## GIVEN INSTRUCTION
Copy the lines holding the word "Leisure", all of them.

## TASK MATERIAL
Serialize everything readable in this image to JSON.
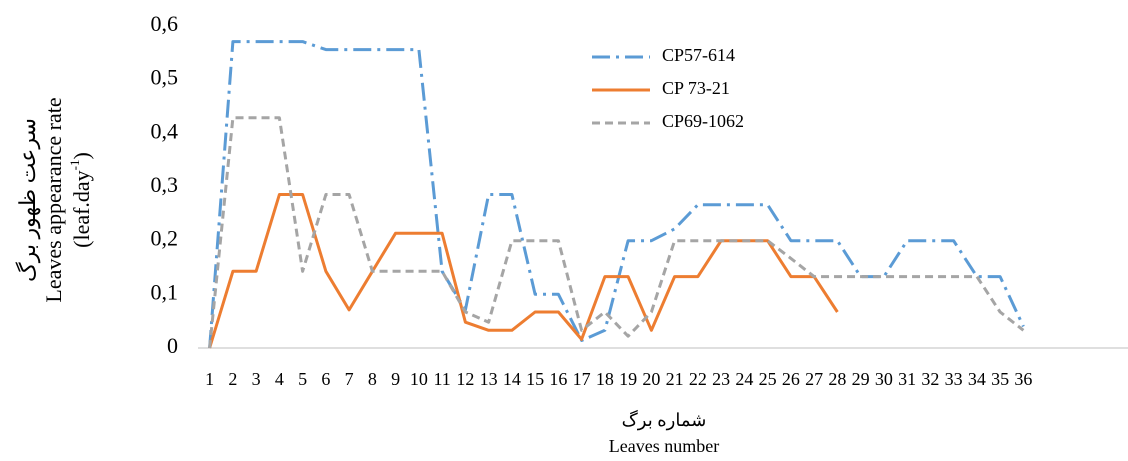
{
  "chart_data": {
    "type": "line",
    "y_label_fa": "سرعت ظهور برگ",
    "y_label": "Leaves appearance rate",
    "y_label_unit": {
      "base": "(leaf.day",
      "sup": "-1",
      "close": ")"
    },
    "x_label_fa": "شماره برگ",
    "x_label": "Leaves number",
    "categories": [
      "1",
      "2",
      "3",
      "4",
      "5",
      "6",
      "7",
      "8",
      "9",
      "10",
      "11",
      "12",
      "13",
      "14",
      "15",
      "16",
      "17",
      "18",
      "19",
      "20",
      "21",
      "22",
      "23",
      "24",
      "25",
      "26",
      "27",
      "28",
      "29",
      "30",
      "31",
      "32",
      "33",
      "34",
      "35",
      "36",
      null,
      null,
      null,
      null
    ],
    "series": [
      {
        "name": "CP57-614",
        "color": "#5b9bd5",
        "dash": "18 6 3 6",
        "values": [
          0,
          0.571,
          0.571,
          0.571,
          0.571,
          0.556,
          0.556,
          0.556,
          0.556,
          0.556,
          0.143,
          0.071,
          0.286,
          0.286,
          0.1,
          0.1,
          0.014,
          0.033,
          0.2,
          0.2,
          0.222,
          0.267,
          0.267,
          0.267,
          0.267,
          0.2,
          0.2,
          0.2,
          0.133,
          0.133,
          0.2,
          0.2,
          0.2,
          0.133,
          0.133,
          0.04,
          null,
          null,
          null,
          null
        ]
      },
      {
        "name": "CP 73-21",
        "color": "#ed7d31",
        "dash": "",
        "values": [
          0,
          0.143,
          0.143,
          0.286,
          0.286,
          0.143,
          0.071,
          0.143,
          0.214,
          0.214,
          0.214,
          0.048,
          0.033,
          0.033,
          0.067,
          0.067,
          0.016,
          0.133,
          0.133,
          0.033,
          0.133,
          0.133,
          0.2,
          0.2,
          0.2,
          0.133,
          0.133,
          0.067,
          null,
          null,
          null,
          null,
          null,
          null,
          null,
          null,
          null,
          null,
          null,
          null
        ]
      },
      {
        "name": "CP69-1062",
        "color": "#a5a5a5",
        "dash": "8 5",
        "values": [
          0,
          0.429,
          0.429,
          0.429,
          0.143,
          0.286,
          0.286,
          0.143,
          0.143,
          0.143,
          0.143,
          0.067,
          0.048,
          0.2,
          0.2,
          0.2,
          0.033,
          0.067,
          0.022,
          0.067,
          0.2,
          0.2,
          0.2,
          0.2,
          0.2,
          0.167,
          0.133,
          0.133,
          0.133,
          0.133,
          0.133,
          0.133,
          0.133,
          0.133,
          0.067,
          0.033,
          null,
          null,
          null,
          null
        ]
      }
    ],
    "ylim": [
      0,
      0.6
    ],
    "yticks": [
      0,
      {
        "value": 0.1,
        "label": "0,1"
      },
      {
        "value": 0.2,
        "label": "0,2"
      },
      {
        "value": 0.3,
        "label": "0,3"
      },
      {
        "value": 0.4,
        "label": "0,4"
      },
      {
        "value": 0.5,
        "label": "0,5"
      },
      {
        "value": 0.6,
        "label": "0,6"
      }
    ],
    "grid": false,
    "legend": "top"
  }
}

* * *

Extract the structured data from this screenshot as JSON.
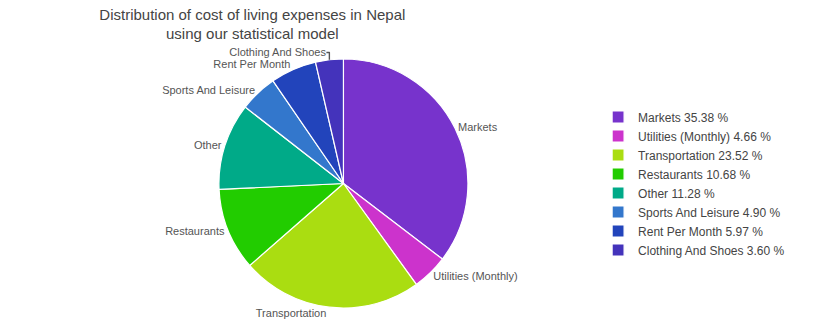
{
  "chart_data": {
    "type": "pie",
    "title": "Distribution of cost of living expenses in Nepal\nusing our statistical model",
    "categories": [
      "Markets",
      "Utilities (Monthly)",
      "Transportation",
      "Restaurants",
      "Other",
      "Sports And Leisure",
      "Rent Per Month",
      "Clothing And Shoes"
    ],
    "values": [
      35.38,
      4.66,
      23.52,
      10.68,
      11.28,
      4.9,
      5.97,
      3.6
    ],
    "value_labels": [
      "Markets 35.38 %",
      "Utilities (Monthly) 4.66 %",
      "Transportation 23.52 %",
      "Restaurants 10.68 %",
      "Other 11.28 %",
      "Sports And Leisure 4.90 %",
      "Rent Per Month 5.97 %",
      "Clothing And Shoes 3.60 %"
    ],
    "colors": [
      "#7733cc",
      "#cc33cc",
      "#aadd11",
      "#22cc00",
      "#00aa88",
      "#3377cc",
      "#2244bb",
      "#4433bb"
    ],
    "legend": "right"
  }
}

* * *

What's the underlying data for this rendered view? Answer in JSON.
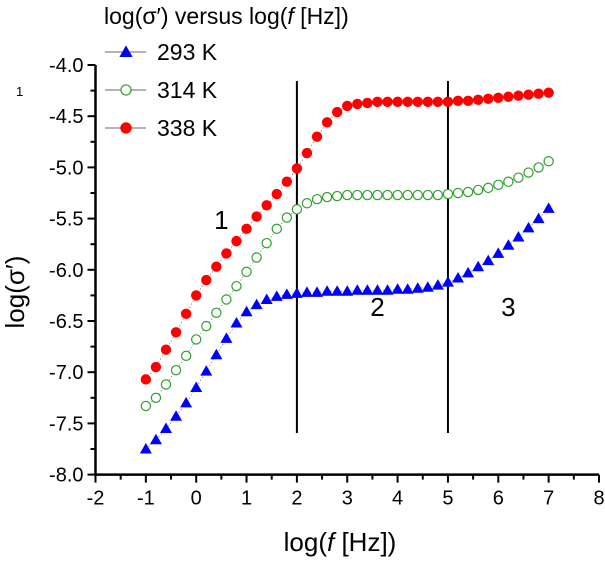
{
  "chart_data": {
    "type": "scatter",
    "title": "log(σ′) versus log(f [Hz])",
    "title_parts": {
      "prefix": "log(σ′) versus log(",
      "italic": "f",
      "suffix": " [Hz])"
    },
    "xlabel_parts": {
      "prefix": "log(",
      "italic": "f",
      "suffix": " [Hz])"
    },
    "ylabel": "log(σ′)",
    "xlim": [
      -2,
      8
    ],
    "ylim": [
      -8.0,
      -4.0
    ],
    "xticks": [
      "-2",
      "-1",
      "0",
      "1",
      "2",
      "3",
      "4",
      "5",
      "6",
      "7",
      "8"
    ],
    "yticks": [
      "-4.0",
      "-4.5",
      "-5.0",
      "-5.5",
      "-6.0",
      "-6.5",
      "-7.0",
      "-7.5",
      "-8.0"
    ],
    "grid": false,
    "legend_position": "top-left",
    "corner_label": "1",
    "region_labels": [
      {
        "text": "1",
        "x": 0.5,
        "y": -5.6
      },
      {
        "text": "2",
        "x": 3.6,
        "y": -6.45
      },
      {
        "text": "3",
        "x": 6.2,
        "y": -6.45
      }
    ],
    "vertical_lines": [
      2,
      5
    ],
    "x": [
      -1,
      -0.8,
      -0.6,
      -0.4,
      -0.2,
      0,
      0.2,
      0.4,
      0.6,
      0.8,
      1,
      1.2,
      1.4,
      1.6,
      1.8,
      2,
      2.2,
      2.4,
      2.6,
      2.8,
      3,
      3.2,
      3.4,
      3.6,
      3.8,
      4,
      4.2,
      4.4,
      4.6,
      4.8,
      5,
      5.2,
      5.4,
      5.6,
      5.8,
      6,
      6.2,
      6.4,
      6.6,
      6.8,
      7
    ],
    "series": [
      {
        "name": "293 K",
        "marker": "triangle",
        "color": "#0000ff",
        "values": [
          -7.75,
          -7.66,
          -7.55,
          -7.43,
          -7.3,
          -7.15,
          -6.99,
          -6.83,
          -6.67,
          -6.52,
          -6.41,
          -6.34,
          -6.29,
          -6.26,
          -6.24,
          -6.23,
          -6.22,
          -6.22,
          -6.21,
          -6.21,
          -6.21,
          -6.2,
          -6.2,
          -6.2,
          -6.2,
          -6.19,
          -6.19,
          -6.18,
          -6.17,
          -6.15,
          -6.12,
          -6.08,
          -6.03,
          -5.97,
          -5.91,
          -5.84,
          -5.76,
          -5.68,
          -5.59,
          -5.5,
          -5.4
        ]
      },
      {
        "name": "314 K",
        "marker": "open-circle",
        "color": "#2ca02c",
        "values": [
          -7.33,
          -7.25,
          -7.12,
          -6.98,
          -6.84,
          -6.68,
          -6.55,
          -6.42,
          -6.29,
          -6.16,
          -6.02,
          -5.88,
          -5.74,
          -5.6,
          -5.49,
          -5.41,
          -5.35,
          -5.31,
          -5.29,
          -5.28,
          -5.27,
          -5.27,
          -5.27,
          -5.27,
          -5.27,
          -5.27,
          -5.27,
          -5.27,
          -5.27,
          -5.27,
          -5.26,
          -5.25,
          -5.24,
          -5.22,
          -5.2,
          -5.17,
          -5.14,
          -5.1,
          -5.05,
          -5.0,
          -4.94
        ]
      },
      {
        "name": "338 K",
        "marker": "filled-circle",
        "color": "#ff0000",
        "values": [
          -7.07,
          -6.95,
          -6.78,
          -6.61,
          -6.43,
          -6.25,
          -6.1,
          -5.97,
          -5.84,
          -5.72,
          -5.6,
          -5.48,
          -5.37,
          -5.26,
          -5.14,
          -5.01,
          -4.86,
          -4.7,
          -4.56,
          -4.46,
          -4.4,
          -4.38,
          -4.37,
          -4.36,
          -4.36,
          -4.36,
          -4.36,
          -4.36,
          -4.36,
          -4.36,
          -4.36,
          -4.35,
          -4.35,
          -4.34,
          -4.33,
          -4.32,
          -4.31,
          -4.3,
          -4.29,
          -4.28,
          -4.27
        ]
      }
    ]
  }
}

## PROBLEM SOLUTION
      "Sports And Leisure",
      "Sports And Leisure 4.90 %",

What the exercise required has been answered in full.